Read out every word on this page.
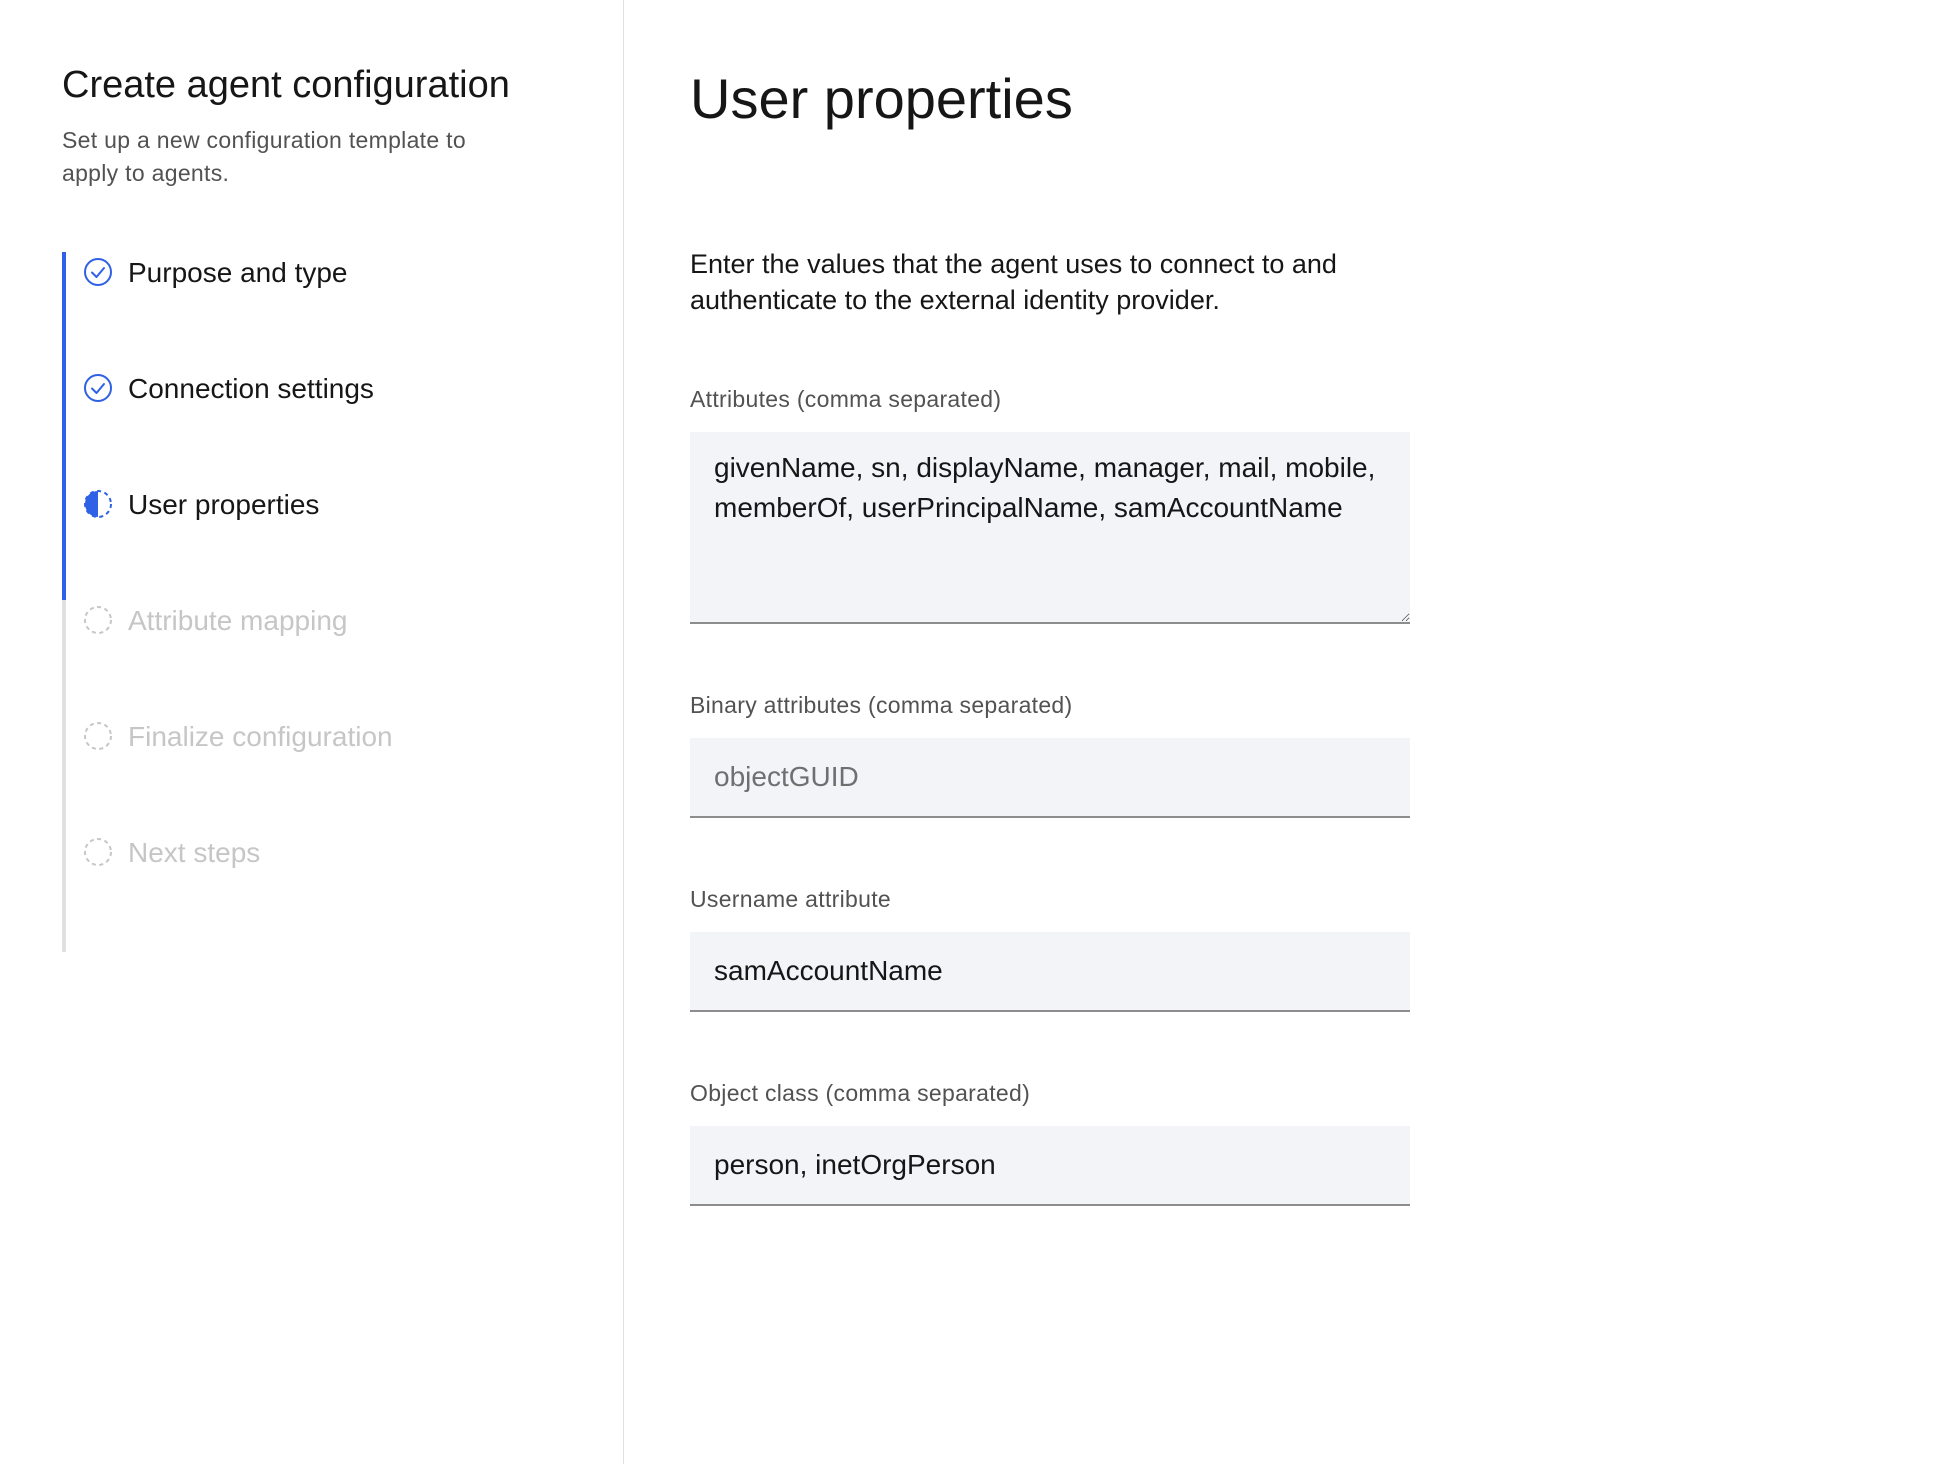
Create agent configuration

Set up a new configuration template to apply to agents.

Purpose and type
Connection settings
User properties
Attribute mapping
Finalize configuration
Next steps
User properties

Enter the values that the agent uses to connect to and authenticate to the external identity provider.

Attributes (comma separated)
givenName, sn, displayName, manager, mail, mobile, memberOf, userPrincipalName, samAccountName
Binary attributes (comma separated)
objectGUID
Username attribute
samAccountName
Object class (comma separated)
person, inetOrgPerson
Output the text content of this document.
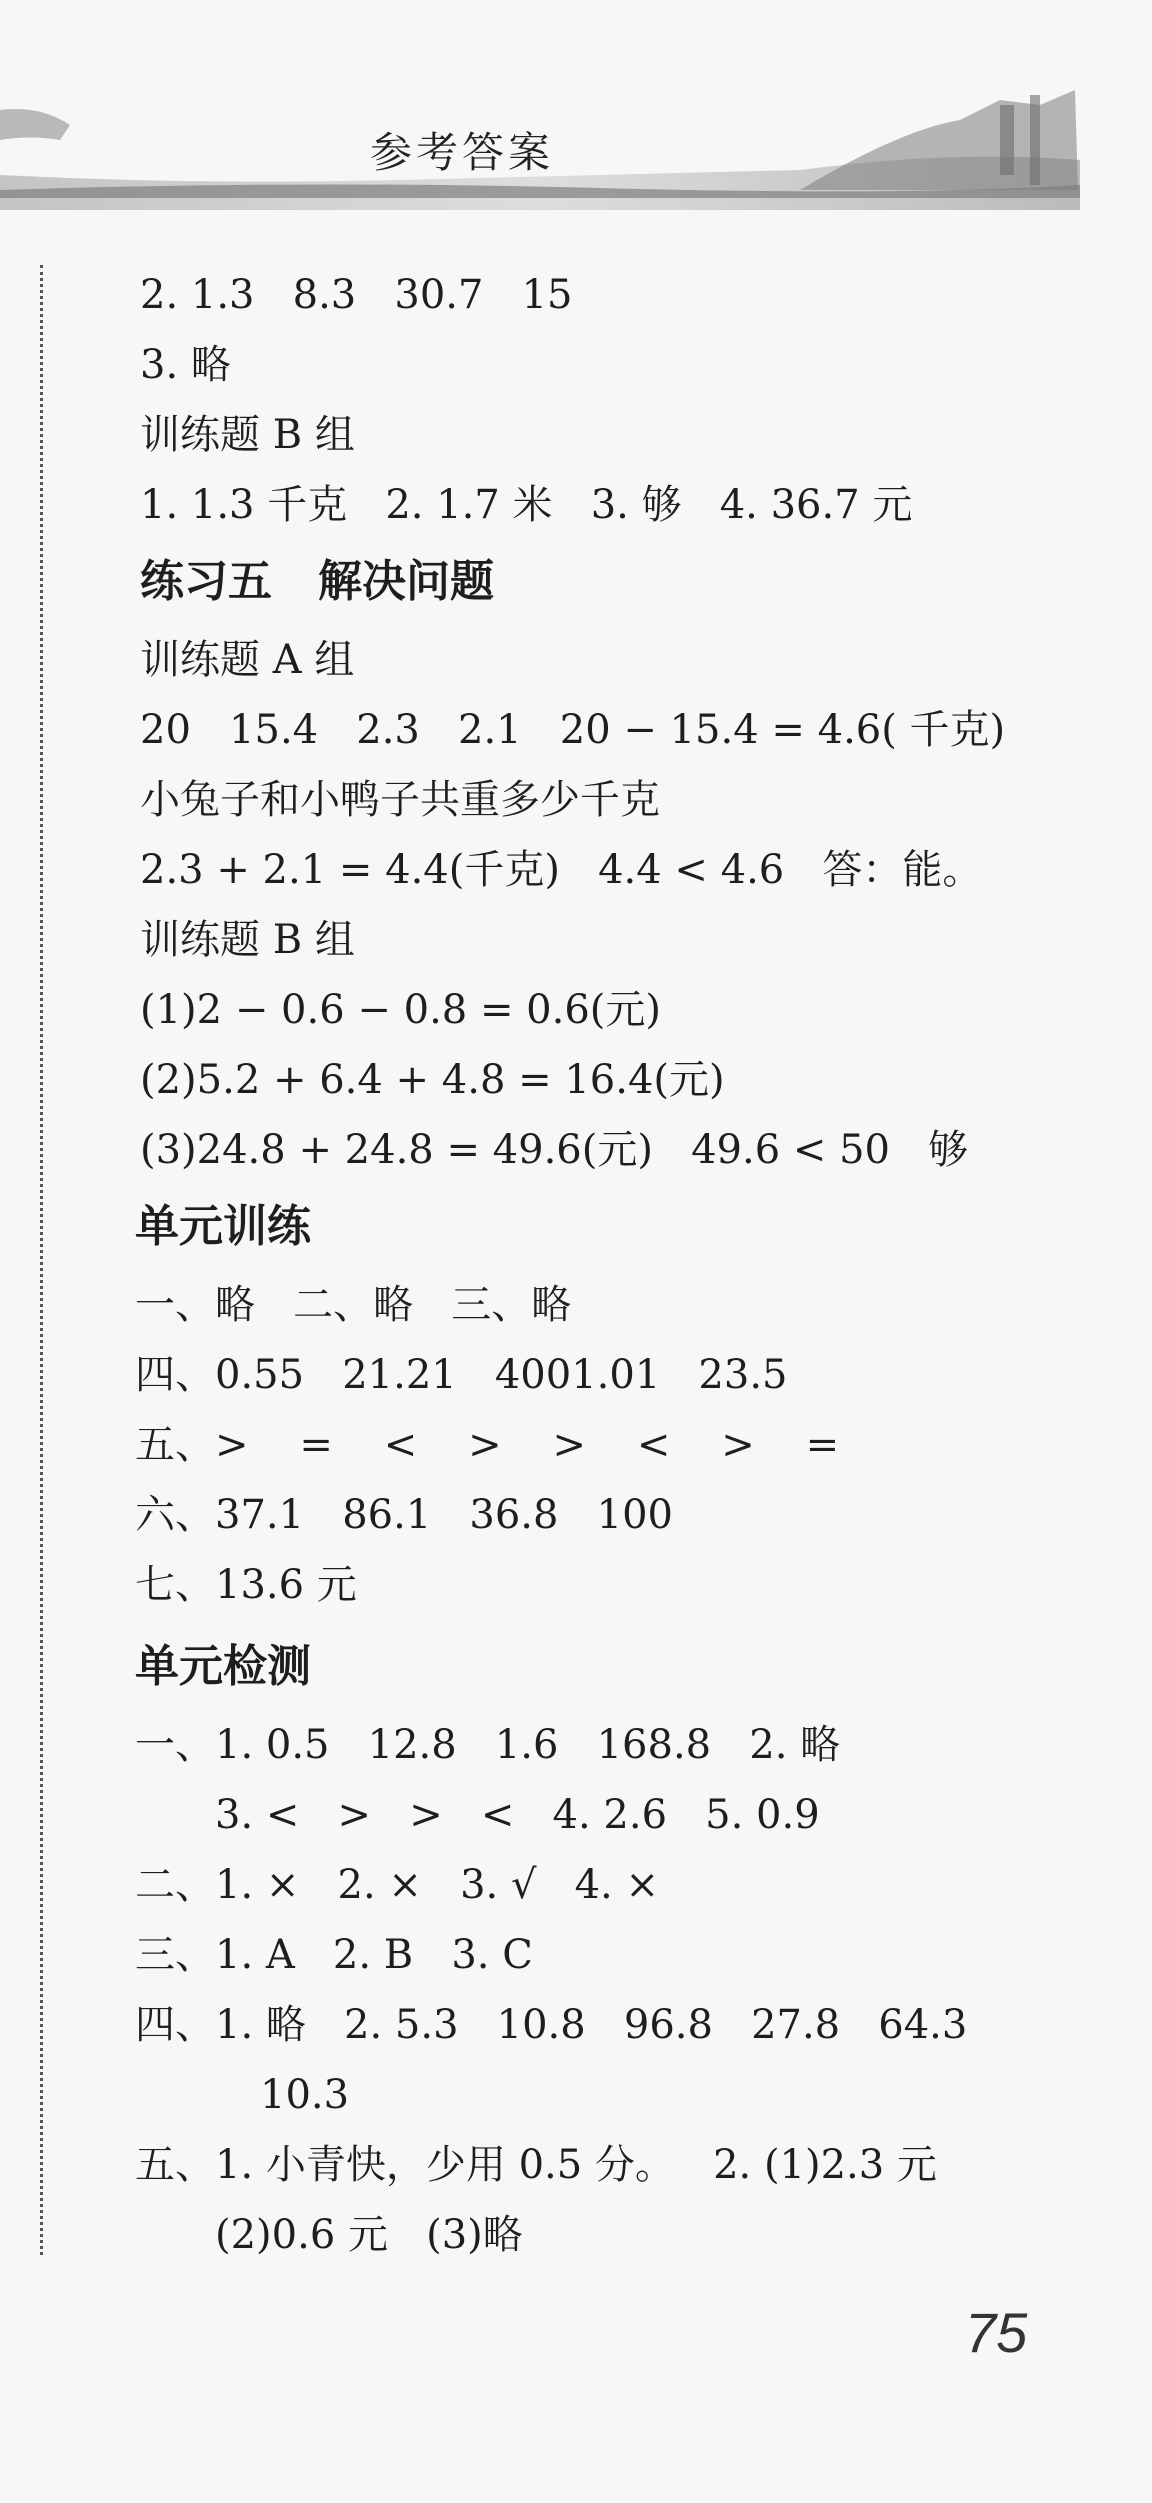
参考答案
2. 1.3   8.3   30.7   15
3. 略
训练题 B 组
1. 1.3 千克   2. 1.7 米   3. 够   4. 36.7 元
练习五   解决问题
训练题 A 组
20   15.4   2.3   2.1   20 − 15.4 = 4.6( 千克)
小兔子和小鸭子共重多少千克
2.3 + 2.1 = 4.4(千克)   4.4 < 4.6   答：能。
训练题 B 组
(1)2 − 0.6 − 0.8 = 0.6(元)
(2)5.2 + 6.4 + 4.8 = 16.4(元)
(3)24.8 + 24.8 = 49.6(元)   49.6 < 50   够
单元训练
一、略   二、略   三、略
四、0.55   21.21   4001.01   23.5
五、>    =    <    >    >    <    >    =
六、37.1   86.1   36.8   100
七、13.6 元
单元检测
一、1. 0.5   12.8   1.6   168.8   2. 略
3. <   >   >   <   4. 2.6   5. 0.9
二、1. ×   2. ×   3. √   4. ×
三、1. A   2. B   3. C
四、1. 略   2. 5.3   10.8   96.8   27.8   64.3
10.3
五、1. 小青快，少用 0.5 分。   2. (1)2.3 元
(2)0.6 元   (3)略
75
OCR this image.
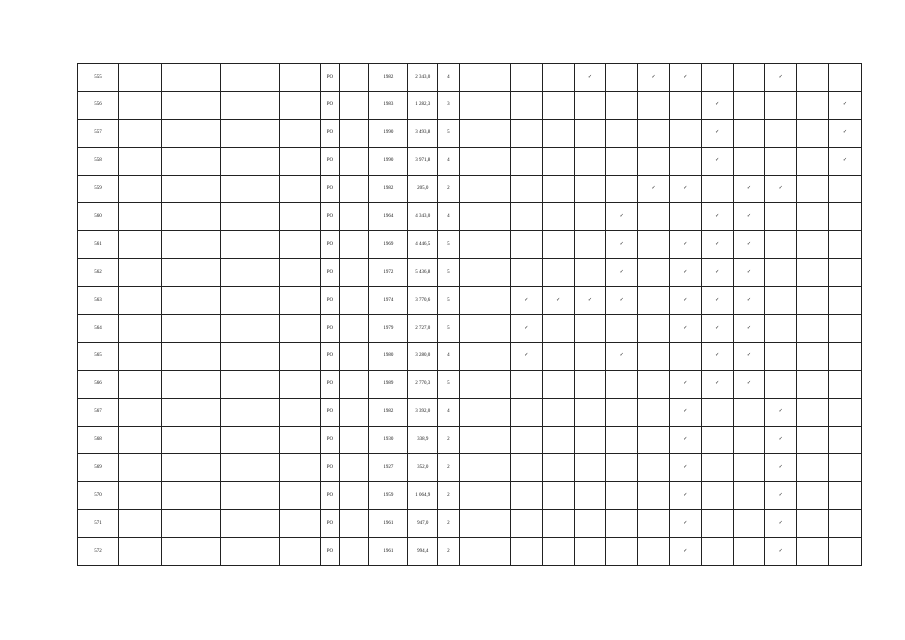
555					PO		1982	2 343,0	4				✓		✓	✓			✓		
556					PO		1983	1 282,3	3								✓				✓
557					PO		1990	3 493,8	5								✓				✓
558					PO		1990	3 971,8	4								✓				✓
559					PO		1982	205,0	2						✓	✓		✓	✓		
560					PO		1964	4 343,0	4					✓			✓	✓			
561					PO		1969	4 446,5	5					✓		✓	✓	✓			
562					PO		1972	5 436,8	5					✓		✓	✓	✓			
563					PO		1974	3 770,6	5		✓	✓	✓	✓		✓	✓	✓			
564					PO		1979	2 727,0	5		✓					✓	✓	✓			
565					PO		1980	3 280,0	4		✓			✓			✓	✓			
566					PO		1989	2 770,3	5							✓	✓	✓			
567					PO		1982	3 392,0	4							✓			✓		
568					PO		1930	338,9	2							✓			✓		
569					PO		1927	352,0	2							✓			✓		
570					PO		1959	1 064,9	2							✓			✓		
571					PO		1961	947,0	2							✓			✓		
572					PO		1961	994,4	2							✓			✓		
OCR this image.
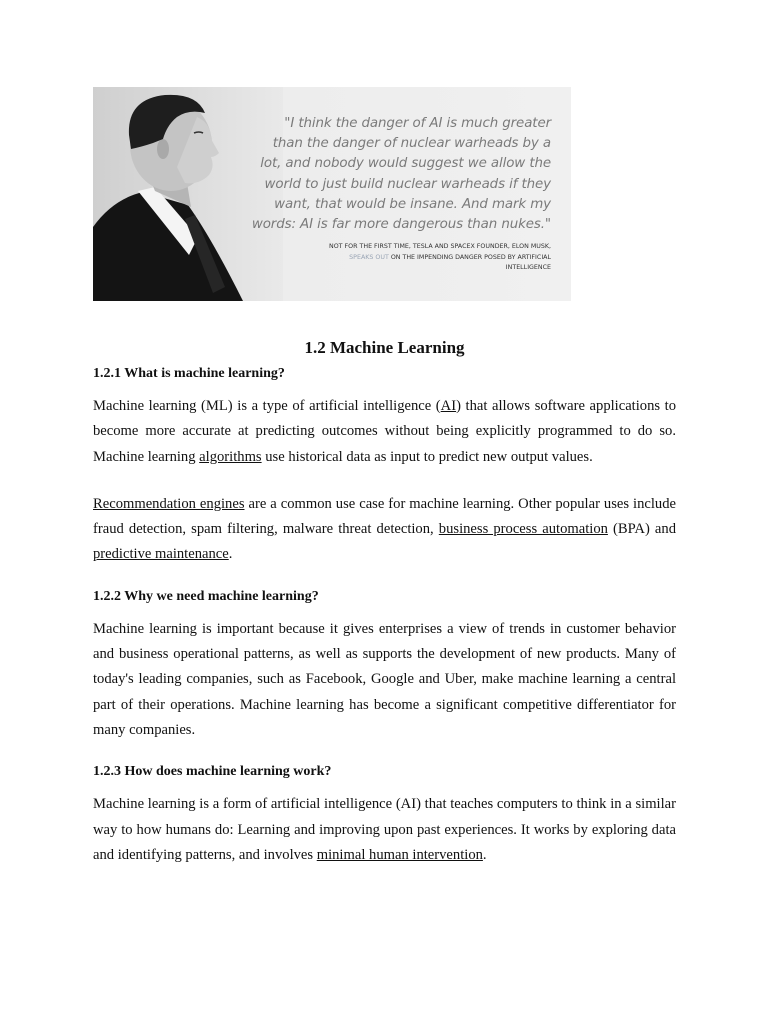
"I think the danger of AI is much greater than the danger of nuclear warheads by a lot, and nobody would suggest we allow the world to just build nuclear warheads if they want, that would be insane. And mark my words: AI is far more dangerous than nukes."
NOT FOR THE FIRST TIME, TESLA AND SPACEX FOUNDER, ELON MUSK, SPEAKS OUT ON THE IMPENDING DANGER POSED BY ARTIFICIAL INTELLIGENCE
1.2 Machine Learning
1.2.1 What is machine learning?

Machine learning (ML) is a type of artificial intelligence (AI) that allows software applications to become more accurate at predicting outcomes without being explicitly programmed to do so. Machine learning algorithms use historical data as input to predict new output values.

Recommendation engines are a common use case for machine learning. Other popular uses include fraud detection, spam filtering, malware threat detection, business process automation (BPA) and predictive maintenance.

1.2.2 Why we need machine learning?

Machine learning is important because it gives enterprises a view of trends in customer behavior and business operational patterns, as well as supports the development of new products. Many of today's leading companies, such as Facebook, Google and Uber, make machine learning a central part of their operations. Machine learning has become a significant competitive differentiator for many companies.

1.2.3 How does machine learning work?

Machine learning is a form of artificial intelligence (AI) that teaches computers to think in a similar way to how humans do: Learning and improving upon past experiences. It works by exploring data and identifying patterns, and involves minimal human intervention.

● ● ●

**WORK INSTRUCTIONS**
Find how many lines include the string "configuration" and report that number alone.

**TASK SOLUTION**
3